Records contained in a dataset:
────────────────────
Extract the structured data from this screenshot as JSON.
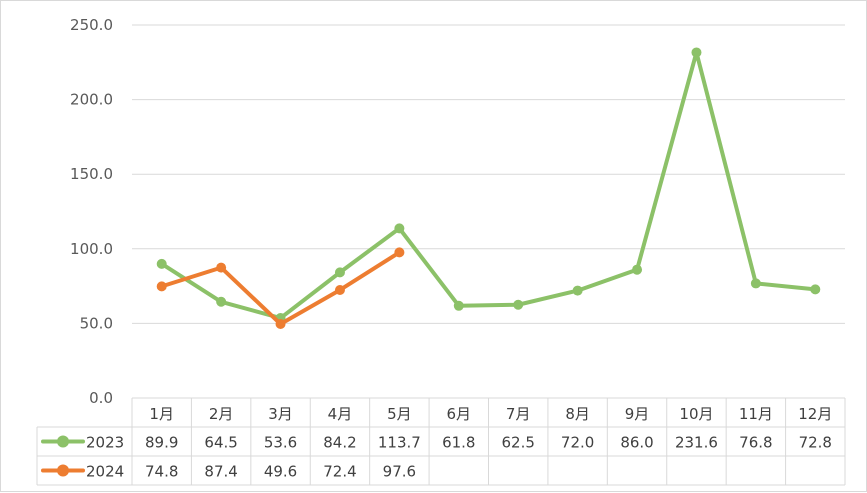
{
  "chart_data": {
    "type": "line",
    "title": "",
    "xlabel": "",
    "ylabel": "",
    "categories": [
      "1月",
      "2月",
      "3月",
      "4月",
      "5月",
      "6月",
      "7月",
      "8月",
      "9月",
      "10月",
      "11月",
      "12月"
    ],
    "y_ticks": [
      "0.0",
      "50.0",
      "100.0",
      "150.0",
      "200.0",
      "250.0"
    ],
    "ylim": [
      0,
      250
    ],
    "grid": true,
    "legend": "data-table",
    "series": [
      {
        "name": "2023",
        "color": "#8cc168",
        "values": [
          89.9,
          64.5,
          53.6,
          84.2,
          113.7,
          61.8,
          62.5,
          72.0,
          86.0,
          231.6,
          76.8,
          72.8
        ],
        "labels": [
          "89.9",
          "64.5",
          "53.6",
          "84.2",
          "113.7",
          "61.8",
          "62.5",
          "72.0",
          "86.0",
          "231.6",
          "76.8",
          "72.8"
        ]
      },
      {
        "name": "2024",
        "color": "#ed7d31",
        "values": [
          74.8,
          87.4,
          49.6,
          72.4,
          97.6,
          null,
          null,
          null,
          null,
          null,
          null,
          null
        ],
        "labels": [
          "74.8",
          "87.4",
          "49.6",
          "72.4",
          "97.6",
          "",
          "",
          "",
          "",
          "",
          "",
          ""
        ]
      }
    ]
  }
}
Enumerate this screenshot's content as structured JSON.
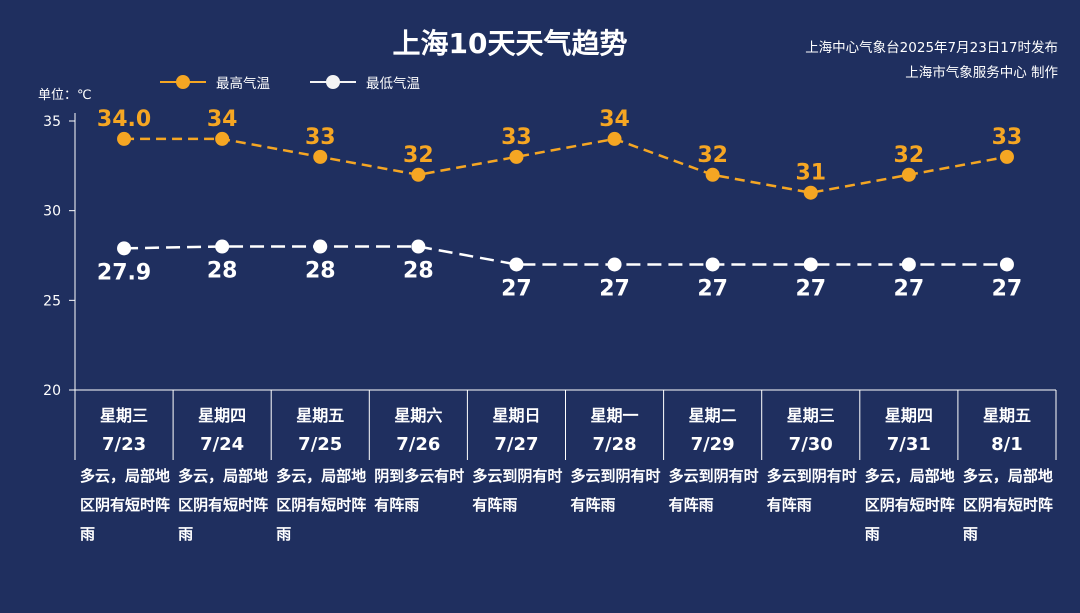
{
  "title": "上海10天天气趋势",
  "publisher_line1": "上海中心气象台2025年7月23日17时发布",
  "publisher_line2": "上海市气象服务中心 制作",
  "unit_label": "单位：℃",
  "colors": {
    "background": "#1f2f5f",
    "high": "#f5a623",
    "low": "#ffffff"
  },
  "chart_data": {
    "type": "line",
    "ylim": [
      20,
      35
    ],
    "yticks": [
      20,
      25,
      30,
      35
    ],
    "grid": false,
    "legend": "top-left",
    "categories": [
      "星期三",
      "星期四",
      "星期五",
      "星期六",
      "星期日",
      "星期一",
      "星期二",
      "星期三",
      "星期四",
      "星期五"
    ],
    "dates": [
      "7/23",
      "7/24",
      "7/25",
      "7/26",
      "7/27",
      "7/28",
      "7/29",
      "7/30",
      "7/31",
      "8/1"
    ],
    "descriptions": [
      "多云，局部地区阴有短时阵雨",
      "多云，局部地区阴有短时阵雨",
      "多云，局部地区阴有短时阵雨",
      "阴到多云有时有阵雨",
      "多云到阴有时有阵雨",
      "多云到阴有时有阵雨",
      "多云到阴有时有阵雨",
      "多云到阴有时有阵雨",
      "多云，局部地区阴有短时阵雨",
      "多云，局部地区阴有短时阵雨"
    ],
    "series": [
      {
        "name": "最高气温",
        "values": [
          34.0,
          34,
          33,
          32,
          33,
          34,
          32,
          31,
          32,
          33
        ],
        "labels": [
          "34.0",
          "34",
          "33",
          "32",
          "33",
          "34",
          "32",
          "31",
          "32",
          "33"
        ]
      },
      {
        "name": "最低气温",
        "values": [
          27.9,
          28,
          28,
          28,
          27,
          27,
          27,
          27,
          27,
          27
        ],
        "labels": [
          "27.9",
          "28",
          "28",
          "28",
          "27",
          "27",
          "27",
          "27",
          "27",
          "27"
        ]
      }
    ]
  }
}
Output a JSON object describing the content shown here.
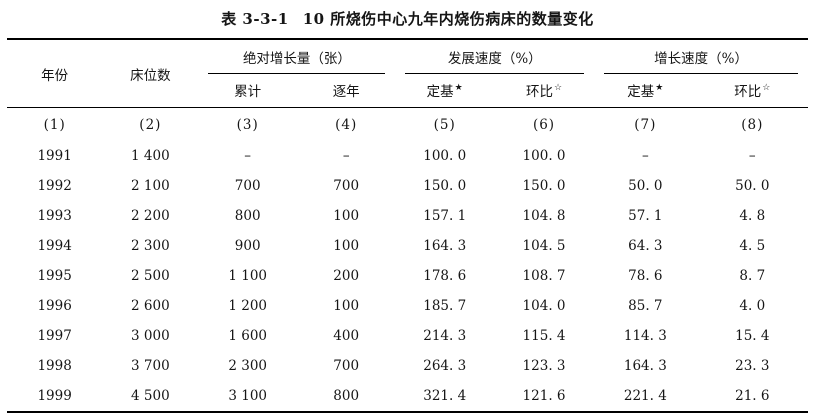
{
  "title": {
    "number": "表 3-3-1",
    "caption": "10 所烧伤中心九年内烧伤病床的数量变化"
  },
  "table": {
    "headers": {
      "year": "年份",
      "beds": "床位数",
      "group_absolute_increase": "绝对增长量（张）",
      "group_development_speed": "发展速度（%）",
      "group_growth_speed": "增长速度（%）",
      "sub_cumulative": "累计",
      "sub_year_by_year": "逐年",
      "sub_fixed_base": "定基",
      "sub_ring_ratio": "环比",
      "marker_filled_star": "★",
      "marker_open_star": "☆"
    },
    "column_indices": [
      "(1)",
      "(2)",
      "(3)",
      "(4)",
      "(5)",
      "(6)",
      "(7)",
      "(8)"
    ],
    "rows": [
      [
        "1991",
        "1 400",
        "–",
        "–",
        "100. 0",
        "100. 0",
        "–",
        "–"
      ],
      [
        "1992",
        "2 100",
        "700",
        "700",
        "150. 0",
        "150. 0",
        "50. 0",
        "50. 0"
      ],
      [
        "1993",
        "2 200",
        "800",
        "100",
        "157. 1",
        "104. 8",
        "57. 1",
        "4. 8"
      ],
      [
        "1994",
        "2 300",
        "900",
        "100",
        "164. 3",
        "104. 5",
        "64. 3",
        "4. 5"
      ],
      [
        "1995",
        "2 500",
        "1 100",
        "200",
        "178. 6",
        "108. 7",
        "78. 6",
        "8. 7"
      ],
      [
        "1996",
        "2 600",
        "1 200",
        "100",
        "185. 7",
        "104. 0",
        "85. 7",
        "4. 0"
      ],
      [
        "1997",
        "3 000",
        "1 600",
        "400",
        "214. 3",
        "115. 4",
        "114. 3",
        "15. 4"
      ],
      [
        "1998",
        "3 700",
        "2 300",
        "700",
        "264. 3",
        "123. 3",
        "164. 3",
        "23. 3"
      ],
      [
        "1999",
        "4 500",
        "3 100",
        "800",
        "321. 4",
        "121. 6",
        "221. 4",
        "21. 6"
      ]
    ]
  }
}
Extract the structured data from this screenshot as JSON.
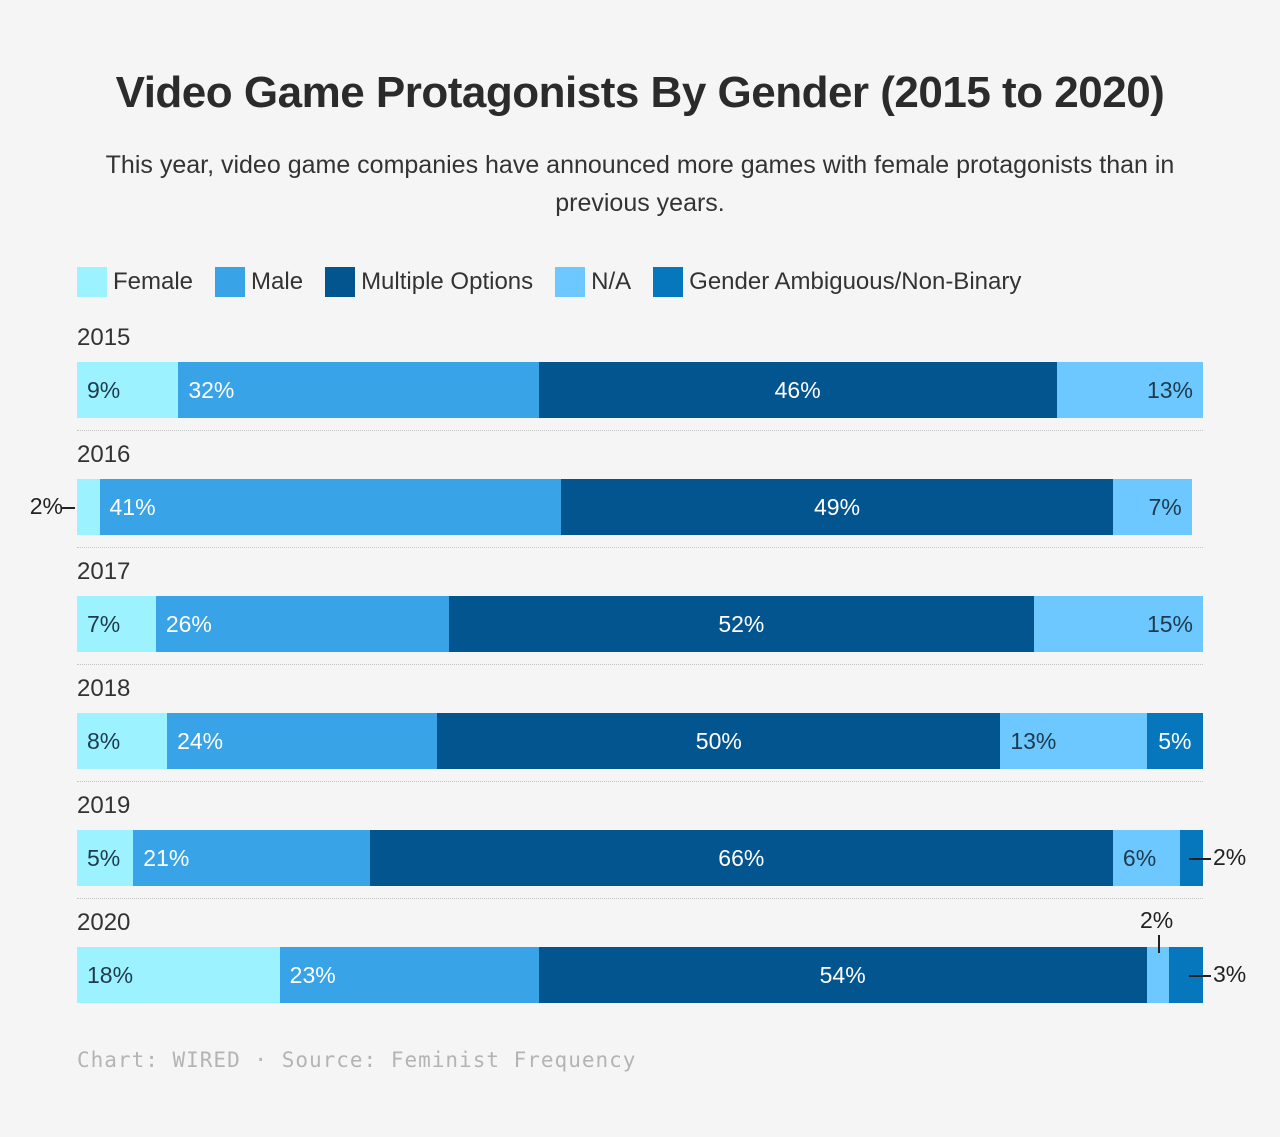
{
  "chart_data": {
    "type": "bar",
    "orientation": "horizontal",
    "stacked": true,
    "normalized": true,
    "title": "Video Game Protagonists By Gender (2015 to 2020)",
    "subtitle": "This year, video game companies have announced more games with female protagonists than in previous years.",
    "legend_position": "top-left",
    "grid": false,
    "categories": [
      "2015",
      "2016",
      "2017",
      "2018",
      "2019",
      "2020"
    ],
    "series": [
      {
        "name": "Female",
        "color": "#9cf3ff",
        "values": [
          9,
          2,
          7,
          8,
          5,
          18
        ]
      },
      {
        "name": "Male",
        "color": "#38a3e6",
        "values": [
          32,
          41,
          26,
          24,
          21,
          23
        ]
      },
      {
        "name": "Multiple Options",
        "color": "#02558f",
        "values": [
          46,
          49,
          52,
          50,
          66,
          54
        ]
      },
      {
        "name": "N/A",
        "color": "#6cc8ff",
        "values": [
          13,
          7,
          15,
          13,
          6,
          2
        ]
      },
      {
        "name": "Gender Ambiguous/Non-Binary",
        "color": "#0777bd",
        "values": [
          0,
          0,
          0,
          5,
          2,
          3
        ]
      }
    ],
    "value_suffix": "%",
    "footer": {
      "credit": "Chart: WIRED",
      "separator": "·",
      "source": "Source: Feminist Frequency"
    }
  }
}
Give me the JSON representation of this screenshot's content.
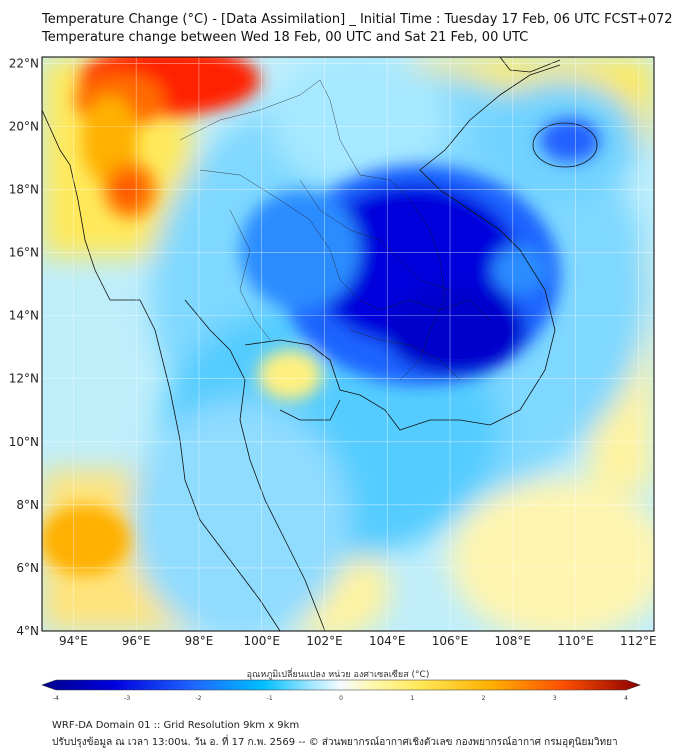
────────────────────
> [Exercise details] Except for the pictures, copy every line of the records above exactly.

> [Written response]
Extract the structured data from this screenshot as JSON.
{
  "chart_data": {
    "type": "line",
    "title": "",
    "xlabel": "",
    "ylabel": "",
    "categories": [
      "1月",
      "2月",
      "3月",
      "4月",
      "5月",
      "6月",
      "7月",
      "8月",
      "9月",
      "10月",
      "11月",
      "12月"
    ],
    "y_ticks": [
      "0.0",
      "50.0",
      "100.0",
      "150.0",
      "200.0",
      "250.0"
    ],
    "ylim": [
      0,
      250
    ],
    "grid": true,
    "legend": "data-table",
    "series": [
      {
        "name": "2023",
        "color": "#8cc168",
        "values": [
          89.9,
          64.5,
          53.6,
          84.2,
          113.7,
          61.8,
          62.5,
          72.0,
          86.0,
          231.6,
          76.8,
          72.8
        ],
        "labels": [
          "89.9",
          "64.5",
          "53.6",
          "84.2",
          "113.7",
          "61.8",
          "62.5",
          "72.0",
          "86.0",
          "231.6",
          "76.8",
          "72.8"
        ]
      },
      {
        "name": "2024",
        "color": "#ed7d31",
        "values": [
          74.8,
          87.4,
          49.6,
          72.4,
          97.6,
          null,
          null,
          null,
          null,
          null,
          null,
          null
        ],
        "labels": [
          "74.8",
          "87.4",
          "49.6",
          "72.4",
          "97.6",
          "",
          "",
          "",
          "",
          "",
          "",
          ""
        ]
      }
    ]
  }
}
Enumerate this screenshot's content as structured JSON.
{
  "title": "上海10天天气趋势",
  "publisher_line1": "上海中心气象台2025年7月23日17时发布",
  "publisher_line2": "上海市气象服务中心 制作",
  "unit_label": "单位：℃",
  "colors": {
    "background": "#1f2f5f",
    "high": "#f5a623",
    "low": "#ffffff"
  },
  "chart_data": {
    "type": "line",
    "ylim": [
      20,
      35
    ],
    "yticks": [
      20,
      25,
      30,
      35
    ],
    "grid": false,
    "legend": "top-left",
    "categories": [
      "星期三",
      "星期四",
      "星期五",
      "星期六",
      "星期日",
      "星期一",
      "星期二",
      "星期三",
      "星期四",
      "星期五"
    ],
    "dates": [
      "7/23",
      "7/24",
      "7/25",
      "7/26",
      "7/27",
      "7/28",
      "7/29",
      "7/30",
      "7/31",
      "8/1"
    ],
    "descriptions": [
      "多云，局部地区阴有短时阵雨",
      "多云，局部地区阴有短时阵雨",
      "多云，局部地区阴有短时阵雨",
      "阴到多云有时有阵雨",
      "多云到阴有时有阵雨",
      "多云到阴有时有阵雨",
      "多云到阴有时有阵雨",
      "多云到阴有时有阵雨",
      "多云，局部地区阴有短时阵雨",
      "多云，局部地区阴有短时阵雨"
    ],
    "series": [
      {
        "name": "最高气温",
        "values": [
          34.0,
          34,
          33,
          32,
          33,
          34,
          32,
          31,
          32,
          33
        ],
        "labels": [
          "34.0",
          "34",
          "33",
          "32",
          "33",
          "34",
          "32",
          "31",
          "32",
          "33"
        ]
      },
      {
        "name": "最低气温",
        "values": [
          27.9,
          28,
          28,
          28,
          27,
          27,
          27,
          27,
          27,
          27
        ],
        "labels": [
          "27.9",
          "28",
          "28",
          "28",
          "27",
          "27",
          "27",
          "27",
          "27",
          "27"
        ]
      }
    ]
  }
}
Output a JSON object describing the content shown here.
{
  "title": {
    "number": "表 3-3-1",
    "caption": "10 所烧伤中心九年内烧伤病床的数量变化"
  },
  "table": {
    "headers": {
      "year": "年份",
      "beds": "床位数",
      "group_absolute_increase": "绝对增长量（张）",
      "group_development_speed": "发展速度（%）",
      "group_growth_speed": "增长速度（%）",
      "sub_cumulative": "累计",
      "sub_year_by_year": "逐年",
      "sub_fixed_base": "定基",
      "sub_ring_ratio": "环比",
      "marker_filled_star": "★",
      "marker_open_star": "☆"
    },
    "column_indices": [
      "(1)",
      "(2)",
      "(3)",
      "(4)",
      "(5)",
      "(6)",
      "(7)",
      "(8)"
    ],
    "rows": [
      [
        "1991",
        "1 400",
        "–",
        "–",
        "100. 0",
        "100. 0",
        "–",
        "–"
      ],
      [
        "1992",
        "2 100",
        "700",
        "700",
        "150. 0",
        "150. 0",
        "50. 0",
        "50. 0"
      ],
      [
        "1993",
        "2 200",
        "800",
        "100",
        "157. 1",
        "104. 8",
        "57. 1",
        "4. 8"
      ],
      [
        "1994",
        "2 300",
        "900",
        "100",
        "164. 3",
        "104. 5",
        "64. 3",
        "4. 5"
      ],
      [
        "1995",
        "2 500",
        "1 100",
        "200",
        "178. 6",
        "108. 7",
        "78. 6",
        "8. 7"
      ],
      [
        "1996",
        "2 600",
        "1 200",
        "100",
        "185. 7",
        "104. 0",
        "85. 7",
        "4. 0"
      ],
      [
        "1997",
        "3 000",
        "1 600",
        "400",
        "214. 3",
        "115. 4",
        "114. 3",
        "15. 4"
      ],
      [
        "1998",
        "3 700",
        "2 300",
        "700",
        "264. 3",
        "123. 3",
        "164. 3",
        "23. 3"
      ],
      [
        "1999",
        "4 500",
        "3 100",
        "800",
        "321. 4",
        "121. 6",
        "221. 4",
        "21. 6"
      ]
    ]
  }
}
Extract the structured data from this screenshot as JSON.
{
  "chart_data": {
    "type": "bar",
    "orientation": "horizontal",
    "stacked": true,
    "normalized": true,
    "title": "Video Game Protagonists By Gender (2015 to 2020)",
    "subtitle": "This year, video game companies have announced more games with female protagonists than in previous years.",
    "legend_position": "top-left",
    "grid": false,
    "categories": [
      "2015",
      "2016",
      "2017",
      "2018",
      "2019",
      "2020"
    ],
    "series": [
      {
        "name": "Female",
        "color": "#9cf3ff",
        "values": [
          9,
          2,
          7,
          8,
          5,
          18
        ]
      },
      {
        "name": "Male",
        "color": "#38a3e6",
        "values": [
          32,
          41,
          26,
          24,
          21,
          23
        ]
      },
      {
        "name": "Multiple Options",
        "color": "#02558f",
        "values": [
          46,
          49,
          52,
          50,
          66,
          54
        ]
      },
      {
        "name": "N/A",
        "color": "#6cc8ff",
        "values": [
          13,
          7,
          15,
          13,
          6,
          2
        ]
      },
      {
        "name": "Gender Ambiguous/Non-Binary",
        "color": "#0777bd",
        "values": [
          0,
          0,
          0,
          5,
          2,
          3
        ]
      }
    ],
    "value_suffix": "%",
    "footer": {
      "credit": "Chart: WIRED",
      "separator": "·",
      "source": "Source: Feminist Frequency"
    }
  }
}
Give me the JSON representation of this screenshot's content.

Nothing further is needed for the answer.